▶ _EXERCISE DETAILS_
Give an exact transcription of every line, dropping the images.
— start of EXTRACTED INFORMATION —
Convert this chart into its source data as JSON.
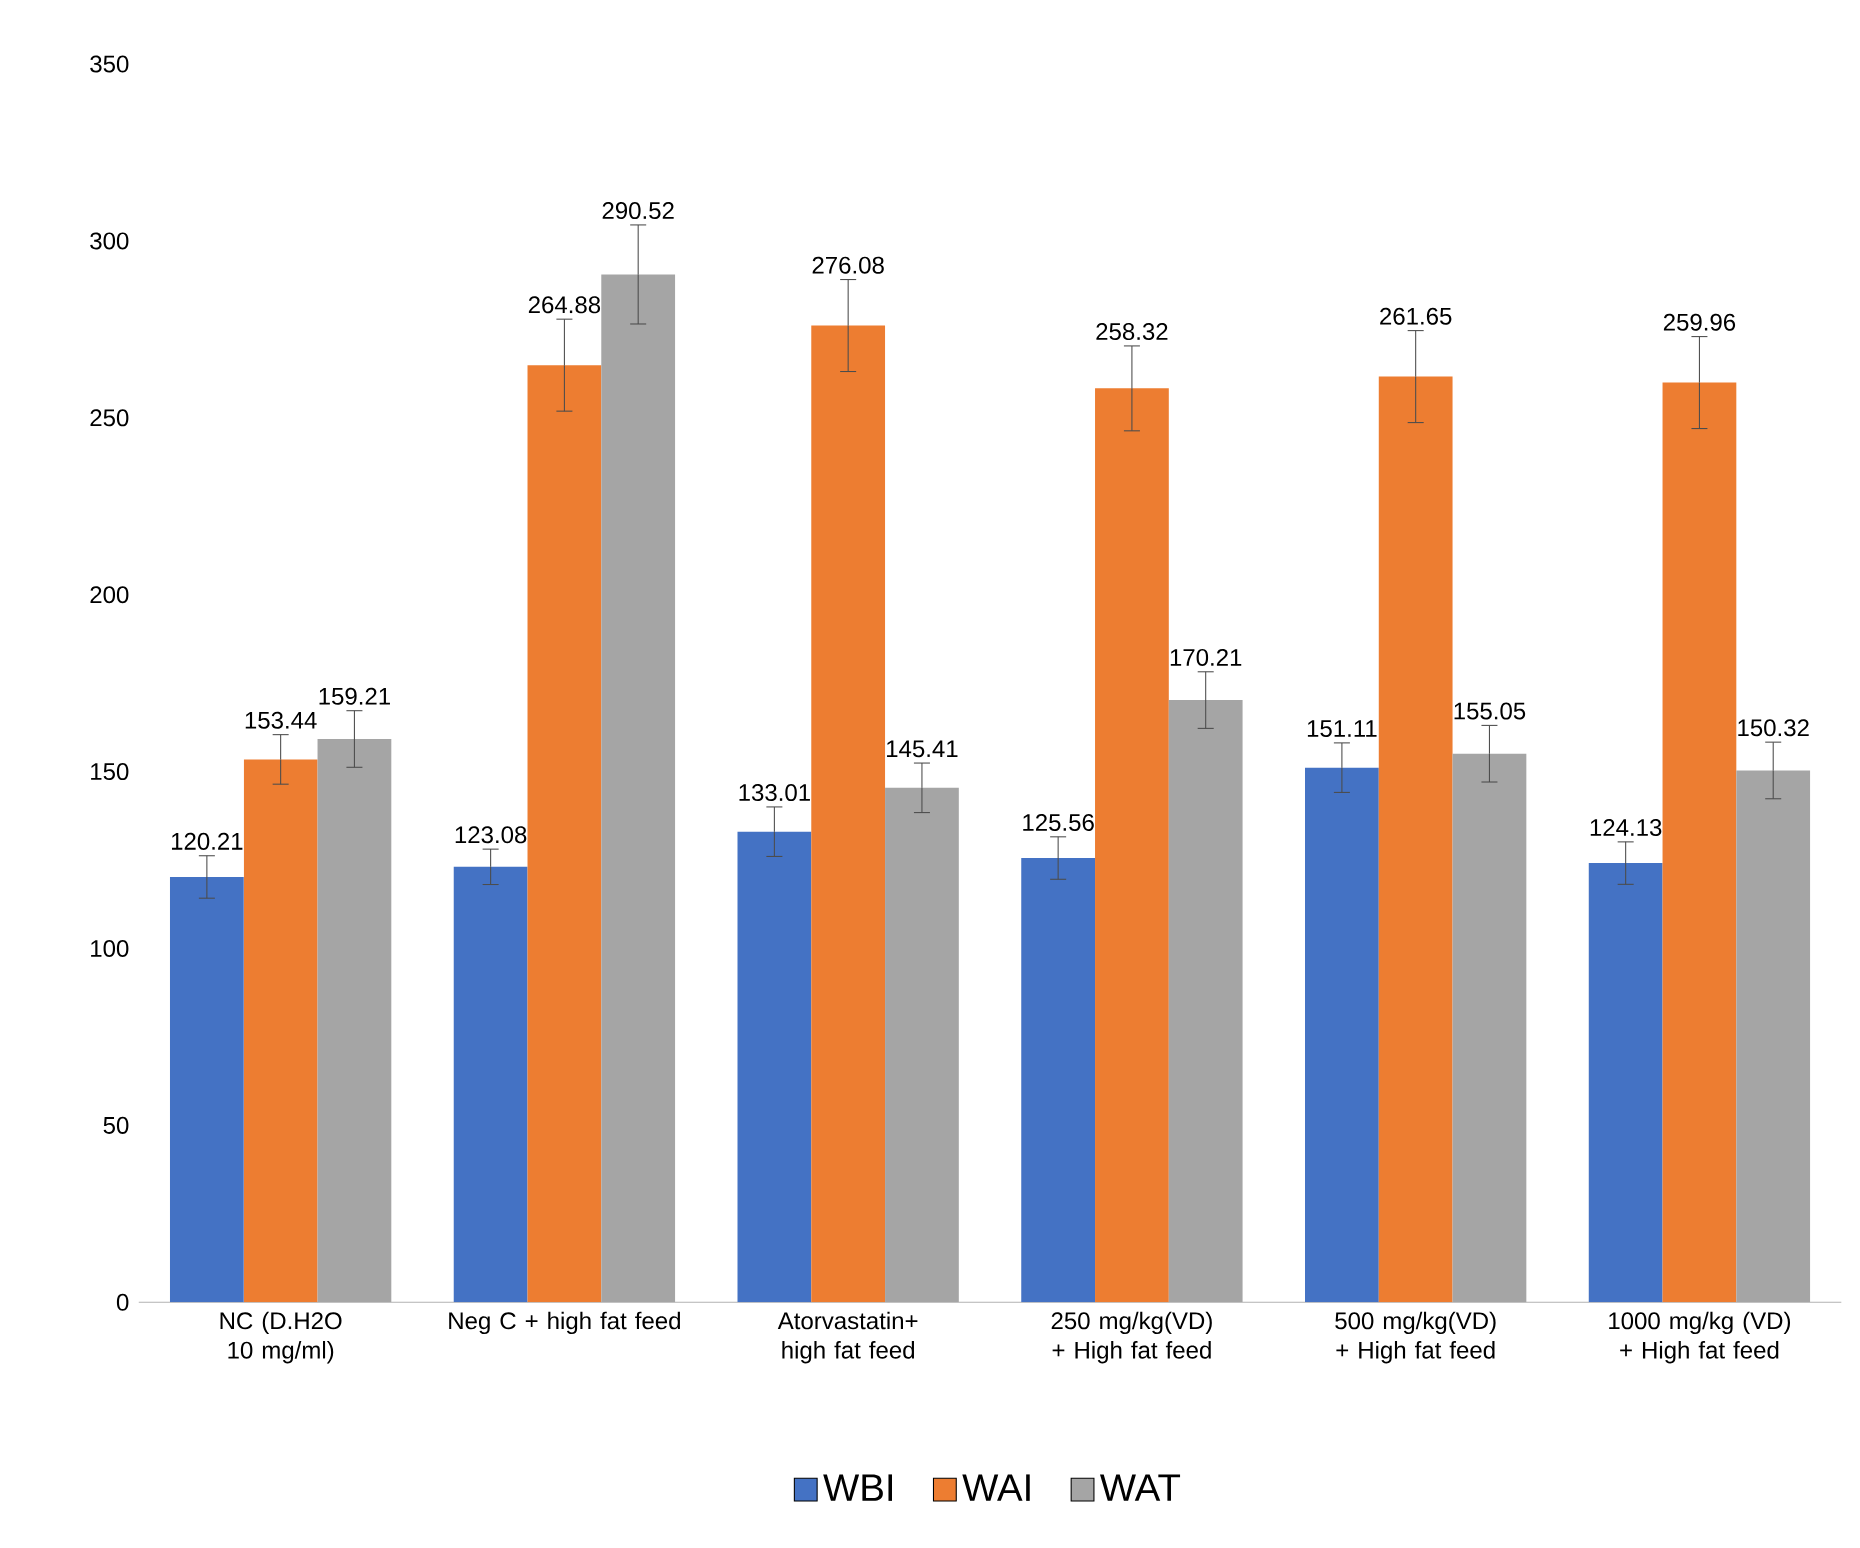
{
  "chart_data": {
    "type": "bar",
    "categories": [
      "NC (D.H2O 10 mg/ml)",
      "Neg C + high fat feed",
      "Atorvastatin+ high fat feed",
      "250 mg/kg(VD) + High fat feed",
      "500 mg/kg(VD) + High fat feed",
      "1000 mg/kg (VD) + High fat feed"
    ],
    "series": [
      {
        "name": "WBI",
        "color": "#4472c4",
        "values": [
          120.21,
          123.08,
          133.01,
          125.56,
          151.11,
          124.13
        ],
        "errors": [
          6,
          5,
          7,
          6,
          7,
          6
        ]
      },
      {
        "name": "WAI",
        "color": "#ed7d31",
        "values": [
          153.44,
          264.88,
          276.08,
          258.32,
          261.65,
          259.96
        ],
        "errors": [
          7,
          13,
          13,
          12,
          13,
          13
        ]
      },
      {
        "name": "WAT",
        "color": "#a5a5a5",
        "values": [
          159.21,
          290.52,
          145.41,
          170.21,
          155.05,
          150.32
        ],
        "errors": [
          8,
          14,
          7,
          8,
          8,
          8
        ]
      }
    ],
    "ylim": [
      0,
      350
    ],
    "yticks": [
      0,
      50,
      100,
      150,
      200,
      250,
      300,
      350
    ],
    "grid": false,
    "legend": "bottom",
    "data_labels": true
  }
}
— end of EXTRACTED INFORMATION —
▶ _REPLY TO THE EXERCISE_
Convert this chart into its source data as JSON.
{
  "chart_data": {
    "type": "bar",
    "categories": [
      "NC (D.H2O 10 mg/ml)",
      "Neg C + high fat feed",
      "Atorvastatin+ high fat feed",
      "250 mg/kg(VD) + High fat feed",
      "500 mg/kg(VD) + High fat feed",
      "1000 mg/kg (VD) + High fat feed"
    ],
    "series": [
      {
        "name": "WBI",
        "color": "#4472c4",
        "values": [
          120.21,
          123.08,
          133.01,
          125.56,
          151.11,
          124.13
        ],
        "errors": [
          6,
          5,
          7,
          6,
          7,
          6
        ]
      },
      {
        "name": "WAI",
        "color": "#ed7d31",
        "values": [
          153.44,
          264.88,
          276.08,
          258.32,
          261.65,
          259.96
        ],
        "errors": [
          7,
          13,
          13,
          12,
          13,
          13
        ]
      },
      {
        "name": "WAT",
        "color": "#a5a5a5",
        "values": [
          159.21,
          290.52,
          145.41,
          170.21,
          155.05,
          150.32
        ],
        "errors": [
          8,
          14,
          7,
          8,
          8,
          8
        ]
      }
    ],
    "ylim": [
      0,
      350
    ],
    "yticks": [
      0,
      50,
      100,
      150,
      200,
      250,
      300,
      350
    ],
    "grid": false,
    "legend": "bottom",
    "data_labels": true
  }
}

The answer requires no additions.